## Data in this exercise

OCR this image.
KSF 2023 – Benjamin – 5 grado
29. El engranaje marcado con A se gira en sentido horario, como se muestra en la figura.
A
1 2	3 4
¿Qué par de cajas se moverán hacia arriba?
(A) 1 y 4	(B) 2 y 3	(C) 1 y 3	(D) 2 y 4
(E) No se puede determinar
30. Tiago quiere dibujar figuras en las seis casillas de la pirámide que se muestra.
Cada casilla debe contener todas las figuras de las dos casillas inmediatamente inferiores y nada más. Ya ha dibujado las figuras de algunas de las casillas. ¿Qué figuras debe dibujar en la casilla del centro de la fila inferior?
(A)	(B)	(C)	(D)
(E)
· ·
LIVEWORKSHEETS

## Objective
Show each line holding the word "figuras".

## Answer to this exercise
30. Tiago quiere dibujar figuras en las seis casillas de la pirámide que se muestra.
Cada casilla debe contener todas las figuras de las dos casillas inmediatamente inferiores y nada más. Ya ha dibujado las figuras de algunas de las casillas. ¿Qué figuras debe dibujar en la casilla del centro de la fila inferior?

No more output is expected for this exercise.